>> Begin MATERIALS PROVIDED
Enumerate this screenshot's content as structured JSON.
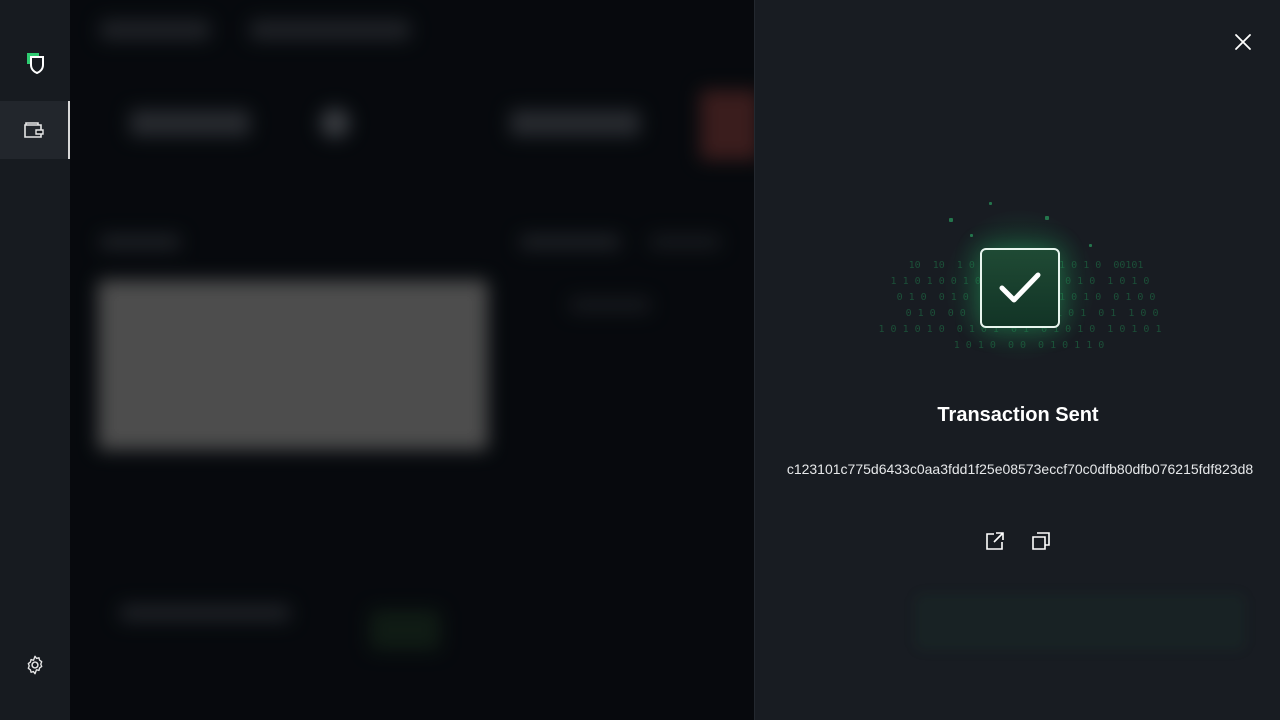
{
  "rail": {
    "items": [
      {
        "id": "logo",
        "icon": "shield-logo-icon"
      },
      {
        "id": "wallet",
        "icon": "wallet-icon",
        "active": true
      },
      {
        "id": "settings",
        "icon": "gear-icon"
      }
    ]
  },
  "drawer": {
    "close_icon": "close-icon",
    "status_icon": "check-icon",
    "title": "Transaction Sent",
    "tx_hash": "c123101c775d6433c0aa3fdd1f25e08573eccf70c0dfb80dfb076215fdf823d8",
    "actions": [
      {
        "id": "open-explorer",
        "icon": "external-link-icon"
      },
      {
        "id": "copy-hash",
        "icon": "copy-icon"
      }
    ]
  },
  "colors": {
    "accent_green": "#2ecc71",
    "drawer_bg": "#181c22",
    "rail_bg": "#171b20"
  }
}
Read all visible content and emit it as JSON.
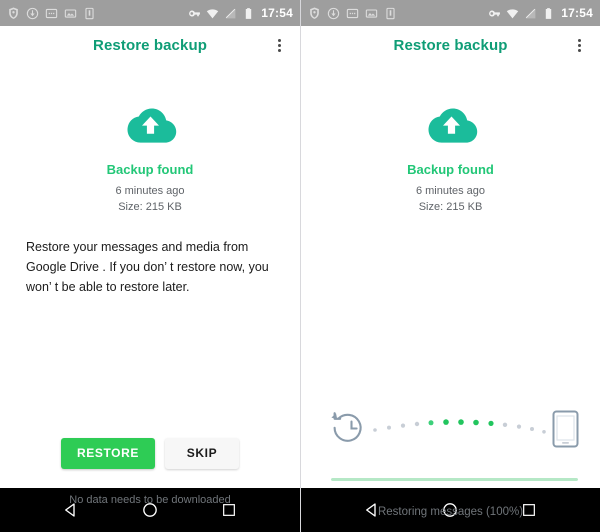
{
  "statusbar": {
    "left_icons": [
      "shield-notification-icon",
      "download-notification-icon",
      "sms-notification-icon",
      "image-notification-icon",
      "sim-notification-icon"
    ],
    "right_icons": [
      "vpn-key-icon",
      "wifi-icon",
      "signal-off-icon",
      "battery-icon"
    ],
    "time": "17:54"
  },
  "appbar": {
    "title": "Restore backup",
    "overflow_icon": "more-vert-icon"
  },
  "backup": {
    "cloud_icon": "cloud-upload-icon",
    "status": "Backup found",
    "time_ago": "6 minutes ago",
    "size": "Size: 215 KB",
    "description": "Restore your messages and media from Google Drive . If you don’ t restore now, you won’ t be able to restore later."
  },
  "actions": {
    "restore_label": "RESTORE",
    "skip_label": "SKIP",
    "footnote": "No data needs to be downloaded"
  },
  "progress": {
    "source_icon": "restore-history-icon",
    "target_icon": "smartphone-icon",
    "dots_total": 14,
    "dots_active": 5,
    "percent": 100,
    "label": "Restoring messages (100%)"
  },
  "navbar": {
    "back_label": "back-icon",
    "home_label": "home-icon",
    "recents_label": "recents-icon"
  },
  "colors": {
    "brand_teal": "#0f9d76",
    "accent_green": "#22c777",
    "button_green": "#2ecc55",
    "progress_fill": "#b5e8c6",
    "statusbar_gray": "#9e9e9e"
  }
}
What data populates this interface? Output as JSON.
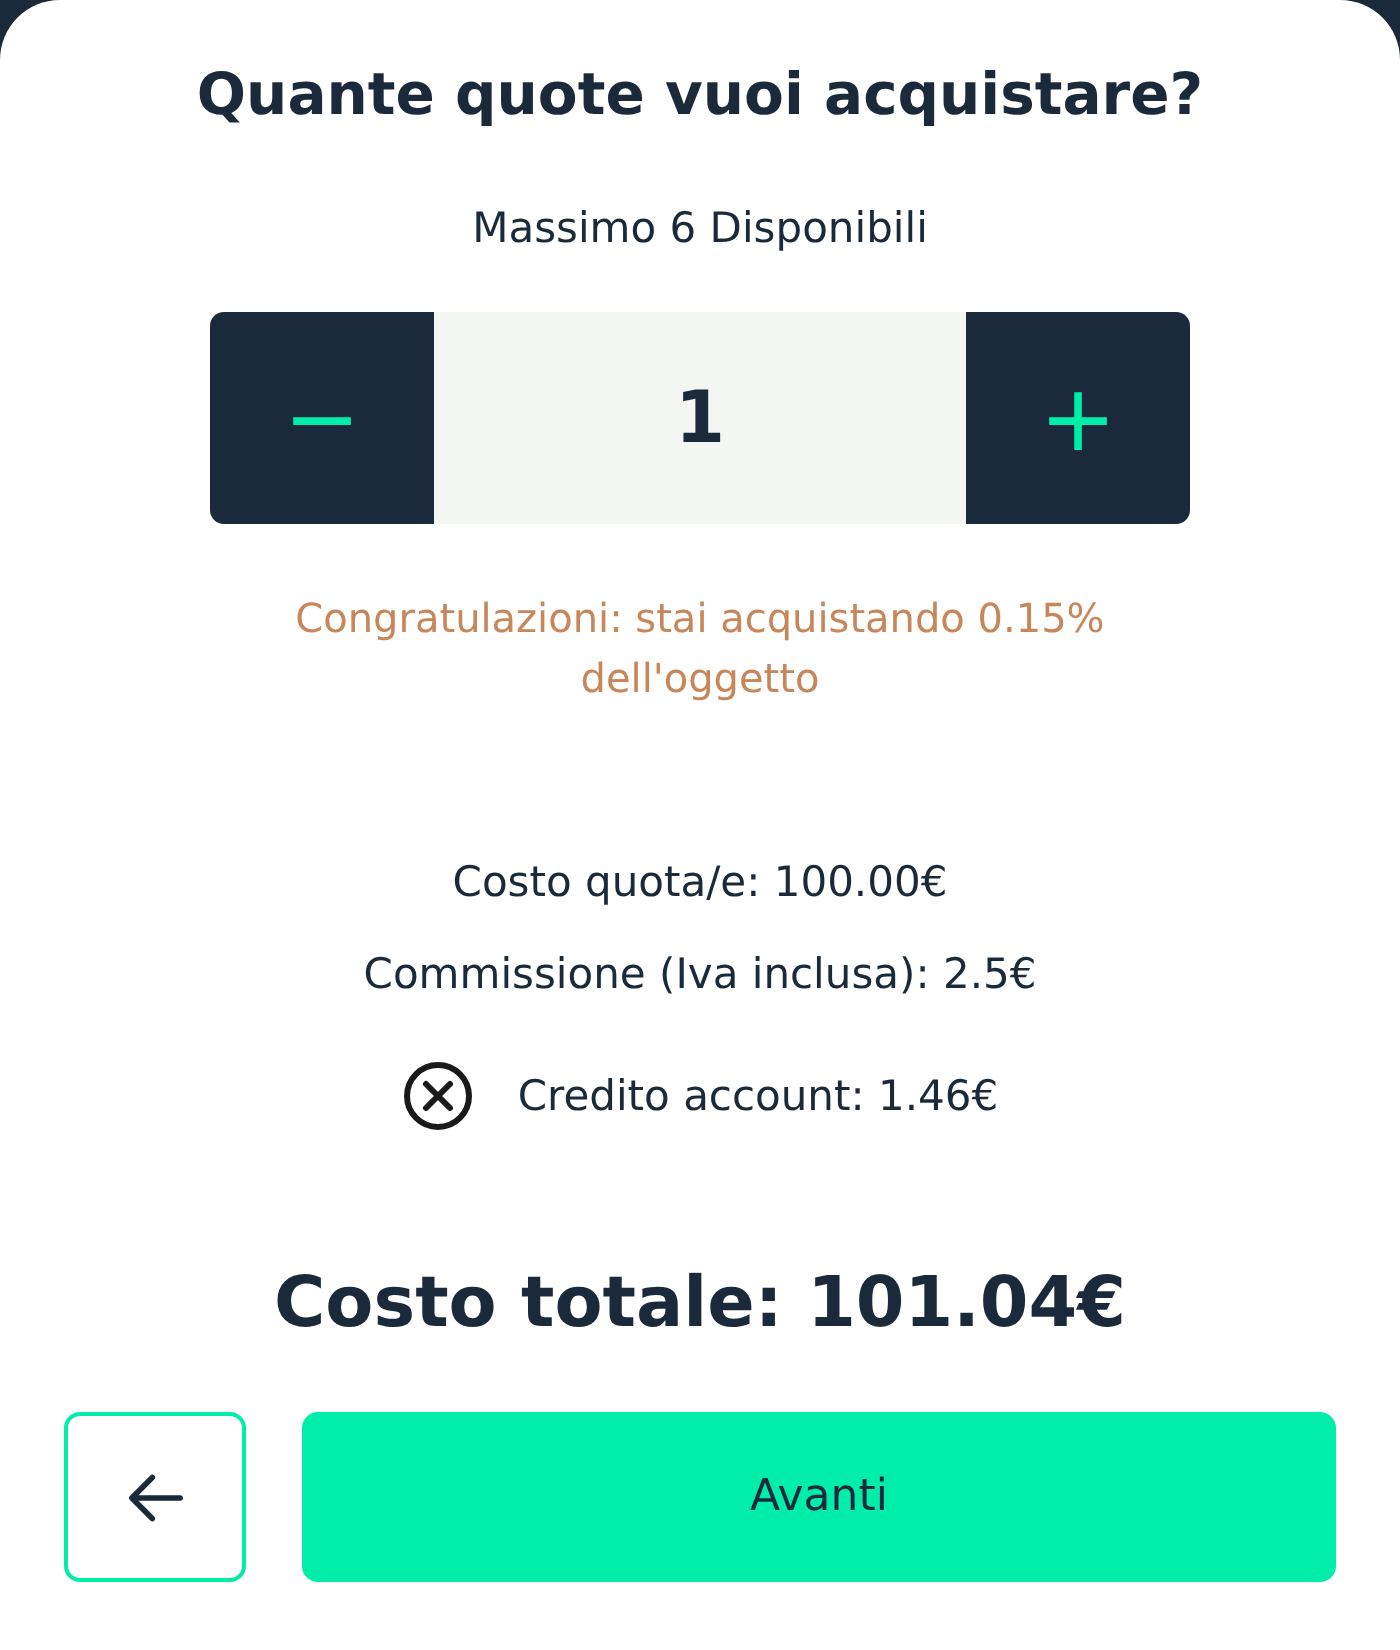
{
  "title": "Quante quote vuoi acquistare?",
  "availability": "Massimo 6 Disponibili",
  "stepper": {
    "decrement": "−",
    "value": "1",
    "increment": "+"
  },
  "message": "Congratulazioni: stai acquistando 0.15% dell'oggetto",
  "costs": [
    {
      "kind": "plain",
      "text": "Costo quota/e: 100.00€"
    },
    {
      "kind": "plain",
      "text": "Commissione (Iva inclusa): 2.5€"
    },
    {
      "kind": "credit",
      "text": "Credito account: 1.46€"
    }
  ],
  "total": "Costo totale: 101.04€",
  "buttons": {
    "next": "Avanti"
  }
}
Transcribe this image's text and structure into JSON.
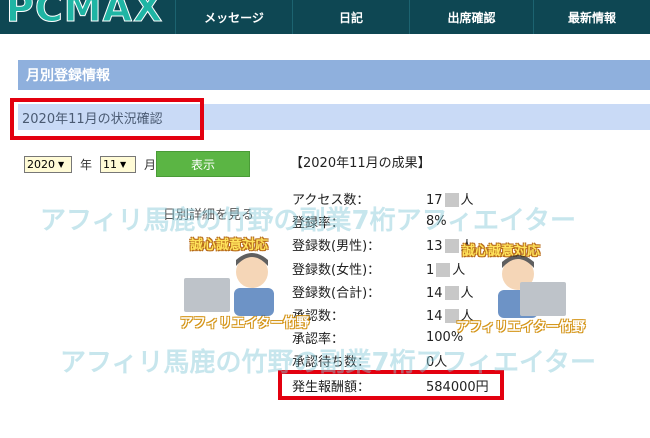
{
  "header": {
    "logo_text": "PCMAX",
    "nav": [
      {
        "label": "メッセージ"
      },
      {
        "label": "日記"
      },
      {
        "label": "出席確認"
      },
      {
        "label": "最新情報"
      }
    ]
  },
  "section": {
    "title": "月別登録情報",
    "subtitle": "2020年11月の状況確認"
  },
  "controls": {
    "year_value": "2020",
    "year_label": "年",
    "month_value": "11",
    "month_label": "月",
    "show_button": "表示",
    "daily_link": "日別詳細を見る"
  },
  "results": {
    "title": "【2020年11月の成果】",
    "rows": [
      {
        "label": "アクセス数：",
        "prefix": "17",
        "suffix": "人"
      },
      {
        "label": "登録率：",
        "prefix": "8%",
        "suffix": ""
      },
      {
        "label": "登録数(男性)：",
        "prefix": "13",
        "suffix": "人"
      },
      {
        "label": "登録数(女性)：",
        "prefix": "1",
        "suffix": "人"
      },
      {
        "label": "登録数(合計)：",
        "prefix": "14",
        "suffix": "人"
      },
      {
        "label": "承認数：",
        "prefix": "14",
        "suffix": "人"
      },
      {
        "label": "承認率：",
        "prefix": "100%",
        "suffix": ""
      },
      {
        "label": "承認待ち数：",
        "prefix": "0人",
        "suffix": ""
      },
      {
        "label": "発生報酬額：",
        "prefix": "584000円",
        "suffix": ""
      }
    ]
  },
  "watermarks": {
    "line1": "アフィリ馬鹿の竹野の副業7桁アフィエイター",
    "line2": "アフィリ馬鹿の竹野の副業7桁アフィエイター",
    "tag_honest_1": "誠心誠意対応",
    "tag_honest_2": "誠心誠意対応",
    "tag_affiliate_1": "アフィリエイター竹野",
    "tag_affiliate_2": "アフィリエイター竹野"
  },
  "colors": {
    "header_bg": "#0e4753",
    "logo": "#1fb5a4",
    "section_title_bg": "#8fb0dd",
    "subtitle_bg": "#c9daf6",
    "highlight_red": "#e3000f",
    "button_green": "#5bb544"
  }
}
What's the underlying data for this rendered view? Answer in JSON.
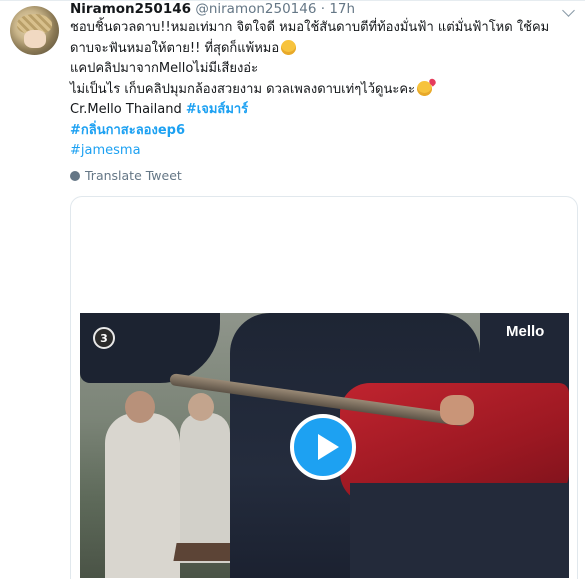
{
  "tweet": {
    "display_name": "Niramon250146",
    "handle": "@niramon250146",
    "separator": "·",
    "time": "17h",
    "lines": [
      "ชอบชิ้นดวลดาบ!!หมอเท่มาก จิตใจดี หมอใช้สันดาบตีที่ท้องมั่นฟ้า แต่มั่นฟ้าโหด ใช้คม",
      "ดาบจะฟันหมอให้ตาย!! ที่สุดก็แพ้หมอ",
      "แคปคลิปมาจากMelloไม่มีเสียงอ่ะ",
      "ไม่เป็นไร เก็บคลิปมุมกล้องสวยงาม ดวลเพลงดาบเท่ๆไว้ดูนะคะ"
    ],
    "credit_prefix": "Cr.Mello Thailand",
    "credit_tag": "#เจมส์มาร์",
    "hashtags": [
      "#กลิ่นกาสะลองep6",
      "#jamesma"
    ],
    "emojis": [
      "smiling-face-icon",
      "face-blowing-kiss-icon"
    ],
    "translate_label": "Translate Tweet"
  },
  "video": {
    "channel_logo": "3",
    "watermark": "Mello",
    "play_icon": "play-icon",
    "accent_color": "#1da1f2"
  }
}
>> End MATERIALS PROVIDED
* GOAL OF THE EXERCISE:
Among the lines above, determine how many hold the word "this"; report the figure alone.

* THE OUTPUT:
4